#### [TASK GOAL]
Retype the whole listing below, character for character.
[start PROVIDED RECORDS]
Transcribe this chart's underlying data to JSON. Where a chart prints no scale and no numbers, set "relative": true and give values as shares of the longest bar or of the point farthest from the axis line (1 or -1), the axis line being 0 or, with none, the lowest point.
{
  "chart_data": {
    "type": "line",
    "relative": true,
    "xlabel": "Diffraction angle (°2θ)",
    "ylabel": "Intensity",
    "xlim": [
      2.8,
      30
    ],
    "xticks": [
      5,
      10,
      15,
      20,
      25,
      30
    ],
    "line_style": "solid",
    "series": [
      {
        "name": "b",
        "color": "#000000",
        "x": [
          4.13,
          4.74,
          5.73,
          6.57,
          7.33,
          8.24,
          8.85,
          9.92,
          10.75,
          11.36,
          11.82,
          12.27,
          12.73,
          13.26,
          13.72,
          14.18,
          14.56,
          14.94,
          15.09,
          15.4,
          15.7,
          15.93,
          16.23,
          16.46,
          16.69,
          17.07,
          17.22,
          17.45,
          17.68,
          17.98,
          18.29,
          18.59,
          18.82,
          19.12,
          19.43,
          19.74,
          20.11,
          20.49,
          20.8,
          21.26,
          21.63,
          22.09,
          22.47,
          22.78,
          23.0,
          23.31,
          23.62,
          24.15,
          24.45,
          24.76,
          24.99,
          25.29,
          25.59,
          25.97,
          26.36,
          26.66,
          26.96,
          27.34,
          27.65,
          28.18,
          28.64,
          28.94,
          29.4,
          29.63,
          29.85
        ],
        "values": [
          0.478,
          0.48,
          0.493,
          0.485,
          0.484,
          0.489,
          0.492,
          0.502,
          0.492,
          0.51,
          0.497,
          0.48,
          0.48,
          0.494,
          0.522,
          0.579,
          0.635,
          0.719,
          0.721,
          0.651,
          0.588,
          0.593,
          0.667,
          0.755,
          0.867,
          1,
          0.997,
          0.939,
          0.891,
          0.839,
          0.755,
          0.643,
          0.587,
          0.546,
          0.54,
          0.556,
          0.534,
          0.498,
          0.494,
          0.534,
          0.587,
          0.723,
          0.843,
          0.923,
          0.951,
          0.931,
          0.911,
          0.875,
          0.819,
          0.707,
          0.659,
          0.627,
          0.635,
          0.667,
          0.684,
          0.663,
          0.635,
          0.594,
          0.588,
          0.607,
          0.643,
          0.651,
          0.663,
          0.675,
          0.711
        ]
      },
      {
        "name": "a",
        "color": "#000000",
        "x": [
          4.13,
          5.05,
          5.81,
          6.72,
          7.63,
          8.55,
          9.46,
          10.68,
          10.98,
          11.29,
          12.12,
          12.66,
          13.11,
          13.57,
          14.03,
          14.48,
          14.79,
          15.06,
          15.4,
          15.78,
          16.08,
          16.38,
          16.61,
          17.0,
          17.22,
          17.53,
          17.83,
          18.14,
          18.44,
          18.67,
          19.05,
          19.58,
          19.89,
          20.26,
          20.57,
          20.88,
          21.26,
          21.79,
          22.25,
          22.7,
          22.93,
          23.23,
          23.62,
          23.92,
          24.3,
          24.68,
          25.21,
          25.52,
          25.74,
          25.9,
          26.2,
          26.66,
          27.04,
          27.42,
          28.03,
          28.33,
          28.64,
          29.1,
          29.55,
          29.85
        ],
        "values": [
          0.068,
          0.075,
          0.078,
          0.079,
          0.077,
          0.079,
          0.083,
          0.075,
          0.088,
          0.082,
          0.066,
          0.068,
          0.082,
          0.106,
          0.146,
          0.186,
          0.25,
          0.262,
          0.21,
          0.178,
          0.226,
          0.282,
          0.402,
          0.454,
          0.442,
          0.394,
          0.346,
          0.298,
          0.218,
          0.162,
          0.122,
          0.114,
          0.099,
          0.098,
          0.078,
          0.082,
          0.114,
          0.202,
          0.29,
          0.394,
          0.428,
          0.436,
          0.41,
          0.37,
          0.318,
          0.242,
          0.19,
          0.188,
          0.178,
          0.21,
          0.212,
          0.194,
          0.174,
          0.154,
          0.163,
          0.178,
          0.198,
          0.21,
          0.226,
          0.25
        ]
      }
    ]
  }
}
[end PROVIDED RECORDS]
#### [IN RESPONSE]
Transcribe this chart's underlying data to JSON. Where a chart prints no scale and no numbers, set "relative": true and give values as shares of the longest bar or of the point farthest from the axis line (1 or -1), the axis line being 0 or, with none, the lowest point.
{
  "chart_data": {
    "type": "line",
    "relative": true,
    "xlabel": "Diffraction angle (°2θ)",
    "ylabel": "Intensity",
    "xlim": [
      2.8,
      30
    ],
    "xticks": [
      5,
      10,
      15,
      20,
      25,
      30
    ],
    "line_style": "solid",
    "series": [
      {
        "name": "b",
        "color": "#000000",
        "x": [
          4.13,
          4.74,
          5.73,
          6.57,
          7.33,
          8.24,
          8.85,
          9.92,
          10.75,
          11.36,
          11.82,
          12.27,
          12.73,
          13.26,
          13.72,
          14.18,
          14.56,
          14.94,
          15.09,
          15.4,
          15.7,
          15.93,
          16.23,
          16.46,
          16.69,
          17.07,
          17.22,
          17.45,
          17.68,
          17.98,
          18.29,
          18.59,
          18.82,
          19.12,
          19.43,
          19.74,
          20.11,
          20.49,
          20.8,
          21.26,
          21.63,
          22.09,
          22.47,
          22.78,
          23.0,
          23.31,
          23.62,
          24.15,
          24.45,
          24.76,
          24.99,
          25.29,
          25.59,
          25.97,
          26.36,
          26.66,
          26.96,
          27.34,
          27.65,
          28.18,
          28.64,
          28.94,
          29.4,
          29.63,
          29.85
        ],
        "values": [
          0.478,
          0.48,
          0.493,
          0.485,
          0.484,
          0.489,
          0.492,
          0.502,
          0.492,
          0.51,
          0.497,
          0.48,
          0.48,
          0.494,
          0.522,
          0.579,
          0.635,
          0.719,
          0.721,
          0.651,
          0.588,
          0.593,
          0.667,
          0.755,
          0.867,
          1,
          0.997,
          0.939,
          0.891,
          0.839,
          0.755,
          0.643,
          0.587,
          0.546,
          0.54,
          0.556,
          0.534,
          0.498,
          0.494,
          0.534,
          0.587,
          0.723,
          0.843,
          0.923,
          0.951,
          0.931,
          0.911,
          0.875,
          0.819,
          0.707,
          0.659,
          0.627,
          0.635,
          0.667,
          0.684,
          0.663,
          0.635,
          0.594,
          0.588,
          0.607,
          0.643,
          0.651,
          0.663,
          0.675,
          0.711
        ]
      },
      {
        "name": "a",
        "color": "#000000",
        "x": [
          4.13,
          5.05,
          5.81,
          6.72,
          7.63,
          8.55,
          9.46,
          10.68,
          10.98,
          11.29,
          12.12,
          12.66,
          13.11,
          13.57,
          14.03,
          14.48,
          14.79,
          15.06,
          15.4,
          15.78,
          16.08,
          16.38,
          16.61,
          17.0,
          17.22,
          17.53,
          17.83,
          18.14,
          18.44,
          18.67,
          19.05,
          19.58,
          19.89,
          20.26,
          20.57,
          20.88,
          21.26,
          21.79,
          22.25,
          22.7,
          22.93,
          23.23,
          23.62,
          23.92,
          24.3,
          24.68,
          25.21,
          25.52,
          25.74,
          25.9,
          26.2,
          26.66,
          27.04,
          27.42,
          28.03,
          28.33,
          28.64,
          29.1,
          29.55,
          29.85
        ],
        "values": [
          0.068,
          0.075,
          0.078,
          0.079,
          0.077,
          0.079,
          0.083,
          0.075,
          0.088,
          0.082,
          0.066,
          0.068,
          0.082,
          0.106,
          0.146,
          0.186,
          0.25,
          0.262,
          0.21,
          0.178,
          0.226,
          0.282,
          0.402,
          0.454,
          0.442,
          0.394,
          0.346,
          0.298,
          0.218,
          0.162,
          0.122,
          0.114,
          0.099,
          0.098,
          0.078,
          0.082,
          0.114,
          0.202,
          0.29,
          0.394,
          0.428,
          0.436,
          0.41,
          0.37,
          0.318,
          0.242,
          0.19,
          0.188,
          0.178,
          0.21,
          0.212,
          0.194,
          0.174,
          0.154,
          0.163,
          0.178,
          0.198,
          0.21,
          0.226,
          0.25
        ]
      }
    ]
  }
}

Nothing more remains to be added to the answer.